Give the data again, word for word.
----------
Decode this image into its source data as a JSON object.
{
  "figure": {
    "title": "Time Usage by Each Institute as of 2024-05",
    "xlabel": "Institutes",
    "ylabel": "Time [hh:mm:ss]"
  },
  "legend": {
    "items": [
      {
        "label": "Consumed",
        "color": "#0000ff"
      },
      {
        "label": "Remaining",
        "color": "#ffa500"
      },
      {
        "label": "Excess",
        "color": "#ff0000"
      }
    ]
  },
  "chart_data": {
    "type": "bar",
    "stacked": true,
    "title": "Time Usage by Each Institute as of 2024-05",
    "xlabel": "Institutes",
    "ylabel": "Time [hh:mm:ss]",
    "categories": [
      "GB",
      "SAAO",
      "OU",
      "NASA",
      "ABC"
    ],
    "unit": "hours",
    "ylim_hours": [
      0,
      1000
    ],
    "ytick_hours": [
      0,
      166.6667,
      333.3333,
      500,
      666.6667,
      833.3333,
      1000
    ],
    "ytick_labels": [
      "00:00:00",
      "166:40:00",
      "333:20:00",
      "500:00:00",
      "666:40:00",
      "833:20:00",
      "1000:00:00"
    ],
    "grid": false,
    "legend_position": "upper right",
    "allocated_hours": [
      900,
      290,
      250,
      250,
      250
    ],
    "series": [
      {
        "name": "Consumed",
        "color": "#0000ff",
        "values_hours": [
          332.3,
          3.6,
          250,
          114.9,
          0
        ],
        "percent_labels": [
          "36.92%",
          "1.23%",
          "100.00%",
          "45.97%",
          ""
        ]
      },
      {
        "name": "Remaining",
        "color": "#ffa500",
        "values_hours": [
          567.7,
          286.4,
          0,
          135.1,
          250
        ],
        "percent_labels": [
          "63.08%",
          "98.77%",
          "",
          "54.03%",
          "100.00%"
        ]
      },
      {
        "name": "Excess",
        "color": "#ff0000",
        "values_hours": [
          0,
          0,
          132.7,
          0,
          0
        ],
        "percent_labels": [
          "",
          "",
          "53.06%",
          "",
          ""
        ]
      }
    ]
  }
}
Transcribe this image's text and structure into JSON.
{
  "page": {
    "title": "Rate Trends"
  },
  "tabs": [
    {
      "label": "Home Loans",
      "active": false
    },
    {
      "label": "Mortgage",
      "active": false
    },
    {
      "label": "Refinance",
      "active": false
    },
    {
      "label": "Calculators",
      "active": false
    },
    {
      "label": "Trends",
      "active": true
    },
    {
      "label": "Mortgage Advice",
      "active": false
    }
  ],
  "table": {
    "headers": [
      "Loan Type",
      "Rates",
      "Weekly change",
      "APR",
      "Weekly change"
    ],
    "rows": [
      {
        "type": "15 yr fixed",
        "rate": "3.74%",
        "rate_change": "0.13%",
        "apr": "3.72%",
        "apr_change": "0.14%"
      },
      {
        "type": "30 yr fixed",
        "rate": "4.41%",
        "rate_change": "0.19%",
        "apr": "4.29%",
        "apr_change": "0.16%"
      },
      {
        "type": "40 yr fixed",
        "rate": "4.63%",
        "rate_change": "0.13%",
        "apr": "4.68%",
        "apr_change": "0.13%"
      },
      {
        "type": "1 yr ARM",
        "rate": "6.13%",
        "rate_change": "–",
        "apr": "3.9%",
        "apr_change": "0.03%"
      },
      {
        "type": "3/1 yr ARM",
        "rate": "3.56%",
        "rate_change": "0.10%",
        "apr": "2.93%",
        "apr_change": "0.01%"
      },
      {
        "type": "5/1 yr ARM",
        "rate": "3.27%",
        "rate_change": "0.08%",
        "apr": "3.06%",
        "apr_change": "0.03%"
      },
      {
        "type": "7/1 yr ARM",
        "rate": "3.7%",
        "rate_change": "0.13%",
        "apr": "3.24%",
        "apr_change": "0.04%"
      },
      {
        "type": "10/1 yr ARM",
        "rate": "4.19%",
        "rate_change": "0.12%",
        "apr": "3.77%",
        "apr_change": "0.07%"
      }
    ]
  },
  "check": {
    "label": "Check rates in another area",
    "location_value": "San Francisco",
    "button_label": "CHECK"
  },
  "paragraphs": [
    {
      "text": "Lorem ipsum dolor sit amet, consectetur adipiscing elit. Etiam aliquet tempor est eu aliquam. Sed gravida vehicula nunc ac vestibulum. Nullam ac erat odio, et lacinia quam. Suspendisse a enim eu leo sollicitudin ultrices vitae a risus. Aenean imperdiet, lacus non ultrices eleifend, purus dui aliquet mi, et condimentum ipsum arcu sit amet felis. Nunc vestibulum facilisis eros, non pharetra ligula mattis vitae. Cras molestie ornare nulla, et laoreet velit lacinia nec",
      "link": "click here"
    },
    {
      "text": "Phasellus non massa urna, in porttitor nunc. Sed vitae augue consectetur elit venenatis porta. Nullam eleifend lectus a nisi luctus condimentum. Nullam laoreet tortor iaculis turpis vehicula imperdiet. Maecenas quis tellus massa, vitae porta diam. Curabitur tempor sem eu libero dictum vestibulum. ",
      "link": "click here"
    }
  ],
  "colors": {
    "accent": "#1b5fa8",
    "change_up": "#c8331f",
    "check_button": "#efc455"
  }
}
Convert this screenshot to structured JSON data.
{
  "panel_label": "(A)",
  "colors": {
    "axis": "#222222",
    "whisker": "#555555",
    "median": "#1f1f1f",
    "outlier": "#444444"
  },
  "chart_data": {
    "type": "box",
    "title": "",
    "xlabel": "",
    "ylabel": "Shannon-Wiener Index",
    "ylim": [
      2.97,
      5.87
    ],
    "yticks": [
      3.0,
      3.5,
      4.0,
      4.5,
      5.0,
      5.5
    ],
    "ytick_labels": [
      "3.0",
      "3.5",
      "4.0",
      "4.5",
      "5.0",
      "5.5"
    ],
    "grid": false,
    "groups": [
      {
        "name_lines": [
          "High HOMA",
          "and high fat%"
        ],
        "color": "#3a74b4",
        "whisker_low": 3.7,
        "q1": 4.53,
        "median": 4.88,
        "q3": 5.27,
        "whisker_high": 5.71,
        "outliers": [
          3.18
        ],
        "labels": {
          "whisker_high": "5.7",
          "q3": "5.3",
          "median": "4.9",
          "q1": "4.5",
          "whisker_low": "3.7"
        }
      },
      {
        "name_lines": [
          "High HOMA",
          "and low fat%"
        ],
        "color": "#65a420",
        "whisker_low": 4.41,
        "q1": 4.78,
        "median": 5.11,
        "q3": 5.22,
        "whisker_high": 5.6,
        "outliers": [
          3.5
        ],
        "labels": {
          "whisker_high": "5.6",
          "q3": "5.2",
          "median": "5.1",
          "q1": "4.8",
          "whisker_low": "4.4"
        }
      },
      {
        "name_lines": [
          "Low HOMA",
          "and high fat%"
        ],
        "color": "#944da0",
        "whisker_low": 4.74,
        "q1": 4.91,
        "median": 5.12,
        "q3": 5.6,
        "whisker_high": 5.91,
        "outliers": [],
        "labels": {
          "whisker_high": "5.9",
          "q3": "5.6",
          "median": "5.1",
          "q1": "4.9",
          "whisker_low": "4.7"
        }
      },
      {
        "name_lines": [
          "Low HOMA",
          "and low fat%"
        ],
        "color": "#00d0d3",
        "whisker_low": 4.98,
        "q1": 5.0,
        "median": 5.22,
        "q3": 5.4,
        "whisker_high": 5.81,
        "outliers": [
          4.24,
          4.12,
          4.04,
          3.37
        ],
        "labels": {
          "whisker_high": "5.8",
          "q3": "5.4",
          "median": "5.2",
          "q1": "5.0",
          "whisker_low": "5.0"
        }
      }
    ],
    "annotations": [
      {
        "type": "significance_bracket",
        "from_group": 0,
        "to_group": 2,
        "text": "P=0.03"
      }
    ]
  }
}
----------
* [TASK SOLUTION]
Decode this image into its source data as a JSON object.
{
  "figure": {
    "title": "Time Usage by Each Institute as of 2024-05",
    "xlabel": "Institutes",
    "ylabel": "Time [hh:mm:ss]"
  },
  "legend": {
    "items": [
      {
        "label": "Consumed",
        "color": "#0000ff"
      },
      {
        "label": "Remaining",
        "color": "#ffa500"
      },
      {
        "label": "Excess",
        "color": "#ff0000"
      }
    ]
  },
  "chart_data": {
    "type": "bar",
    "stacked": true,
    "title": "Time Usage by Each Institute as of 2024-05",
    "xlabel": "Institutes",
    "ylabel": "Time [hh:mm:ss]",
    "categories": [
      "GB",
      "SAAO",
      "OU",
      "NASA",
      "ABC"
    ],
    "unit": "hours",
    "ylim_hours": [
      0,
      1000
    ],
    "ytick_hours": [
      0,
      166.6667,
      333.3333,
      500,
      666.6667,
      833.3333,
      1000
    ],
    "ytick_labels": [
      "00:00:00",
      "166:40:00",
      "333:20:00",
      "500:00:00",
      "666:40:00",
      "833:20:00",
      "1000:00:00"
    ],
    "grid": false,
    "legend_position": "upper right",
    "allocated_hours": [
      900,
      290,
      250,
      250,
      250
    ],
    "series": [
      {
        "name": "Consumed",
        "color": "#0000ff",
        "values_hours": [
          332.3,
          3.6,
          250,
          114.9,
          0
        ],
        "percent_labels": [
          "36.92%",
          "1.23%",
          "100.00%",
          "45.97%",
          ""
        ]
      },
      {
        "name": "Remaining",
        "color": "#ffa500",
        "values_hours": [
          567.7,
          286.4,
          0,
          135.1,
          250
        ],
        "percent_labels": [
          "63.08%",
          "98.77%",
          "",
          "54.03%",
          "100.00%"
        ]
      },
      {
        "name": "Excess",
        "color": "#ff0000",
        "values_hours": [
          0,
          0,
          132.7,
          0,
          0
        ],
        "percent_labels": [
          "",
          "",
          "53.06%",
          "",
          ""
        ]
      }
    ]
  }
}
Transcribe this image's text and structure into JSON.
{
  "page": {
    "title": "Rate Trends"
  },
  "tabs": [
    {
      "label": "Home Loans",
      "active": false
    },
    {
      "label": "Mortgage",
      "active": false
    },
    {
      "label": "Refinance",
      "active": false
    },
    {
      "label": "Calculators",
      "active": false
    },
    {
      "label": "Trends",
      "active": true
    },
    {
      "label": "Mortgage Advice",
      "active": false
    }
  ],
  "table": {
    "headers": [
      "Loan Type",
      "Rates",
      "Weekly change",
      "APR",
      "Weekly change"
    ],
    "rows": [
      {
        "type": "15 yr fixed",
        "rate": "3.74%",
        "rate_change": "0.13%",
        "apr": "3.72%",
        "apr_change": "0.14%"
      },
      {
        "type": "30 yr fixed",
        "rate": "4.41%",
        "rate_change": "0.19%",
        "apr": "4.29%",
        "apr_change": "0.16%"
      },
      {
        "type": "40 yr fixed",
        "rate": "4.63%",
        "rate_change": "0.13%",
        "apr": "4.68%",
        "apr_change": "0.13%"
      },
      {
        "type": "1 yr ARM",
        "rate": "6.13%",
        "rate_change": "–",
        "apr": "3.9%",
        "apr_change": "0.03%"
      },
      {
        "type": "3/1 yr ARM",
        "rate": "3.56%",
        "rate_change": "0.10%",
        "apr": "2.93%",
        "apr_change": "0.01%"
      },
      {
        "type": "5/1 yr ARM",
        "rate": "3.27%",
        "rate_change": "0.08%",
        "apr": "3.06%",
        "apr_change": "0.03%"
      },
      {
        "type": "7/1 yr ARM",
        "rate": "3.7%",
        "rate_change": "0.13%",
        "apr": "3.24%",
        "apr_change": "0.04%"
      },
      {
        "type": "10/1 yr ARM",
        "rate": "4.19%",
        "rate_change": "0.12%",
        "apr": "3.77%",
        "apr_change": "0.07%"
      }
    ]
  },
  "check": {
    "label": "Check rates in another area",
    "location_value": "San Francisco",
    "button_label": "CHECK"
  },
  "paragraphs": [
    {
      "text": "Lorem ipsum dolor sit amet, consectetur adipiscing elit. Etiam aliquet tempor est eu aliquam. Sed gravida vehicula nunc ac vestibulum. Nullam ac erat odio, et lacinia quam. Suspendisse a enim eu leo sollicitudin ultrices vitae a risus. Aenean imperdiet, lacus non ultrices eleifend, purus dui aliquet mi, et condimentum ipsum arcu sit amet felis. Nunc vestibulum facilisis eros, non pharetra ligula mattis vitae. Cras molestie ornare nulla, et laoreet velit lacinia nec",
      "link": "click here"
    },
    {
      "text": "Phasellus non massa urna, in porttitor nunc. Sed vitae augue consectetur elit venenatis porta. Nullam eleifend lectus a nisi luctus condimentum. Nullam laoreet tortor iaculis turpis vehicula imperdiet. Maecenas quis tellus massa, vitae porta diam. Curabitur tempor sem eu libero dictum vestibulum. ",
      "link": "click here"
    }
  ],
  "colors": {
    "accent": "#1b5fa8",
    "change_up": "#c8331f",
    "check_button": "#efc455"
  }
}
Convert this screenshot to structured JSON data.
{
  "panel_label": "(A)",
  "colors": {
    "axis": "#222222",
    "whisker": "#555555",
    "median": "#1f1f1f",
    "outlier": "#444444"
  },
  "chart_data": {
    "type": "box",
    "title": "",
    "xlabel": "",
    "ylabel": "Shannon-Wiener Index",
    "ylim": [
      2.97,
      5.87
    ],
    "yticks": [
      3.0,
      3.5,
      4.0,
      4.5,
      5.0,
      5.5
    ],
    "ytick_labels": [
      "3.0",
      "3.5",
      "4.0",
      "4.5",
      "5.0",
      "5.5"
    ],
    "grid": false,
    "groups": [
      {
        "name_lines": [
          "High HOMA",
          "and high fat%"
        ],
        "color": "#3a74b4",
        "whisker_low": 3.7,
        "q1": 4.53,
        "median": 4.88,
        "q3": 5.27,
        "whisker_high": 5.71,
        "outliers": [
          3.18
        ],
        "labels": {
          "whisker_high": "5.7",
          "q3": "5.3",
          "median": "4.9",
          "q1": "4.5",
          "whisker_low": "3.7"
        }
      },
      {
        "name_lines": [
          "High HOMA",
          "and low fat%"
        ],
        "color": "#65a420",
        "whisker_low": 4.41,
        "q1": 4.78,
        "median": 5.11,
        "q3": 5.22,
        "whisker_high": 5.6,
        "outliers": [
          3.5
        ],
        "labels": {
          "whisker_high": "5.6",
          "q3": "5.2",
          "median": "5.1",
          "q1": "4.8",
          "whisker_low": "4.4"
        }
      },
      {
        "name_lines": [
          "Low HOMA",
          "and high fat%"
        ],
        "color": "#944da0",
        "whisker_low": 4.74,
        "q1": 4.91,
        "median": 5.12,
        "q3": 5.6,
        "whisker_high": 5.91,
        "outliers": [],
        "labels": {
          "whisker_high": "5.9",
          "q3": "5.6",
          "median": "5.1",
          "q1": "4.9",
          "whisker_low": "4.7"
        }
      },
      {
        "name_lines": [
          "Low HOMA",
          "and low fat%"
        ],
        "color": "#00d0d3",
        "whisker_low": 4.98,
        "q1": 5.0,
        "median": 5.22,
        "q3": 5.4,
        "whisker_high": 5.81,
        "outliers": [
          4.24,
          4.12,
          4.04,
          3.37
        ],
        "labels": {
          "whisker_high": "5.8",
          "q3": "5.4",
          "median": "5.2",
          "q1": "5.0",
          "whisker_low": "5.0"
        }
      }
    ],
    "annotations": [
      {
        "type": "significance_bracket",
        "from_group": 0,
        "to_group": 2,
        "text": "P=0.03"
      }
    ]
  }
}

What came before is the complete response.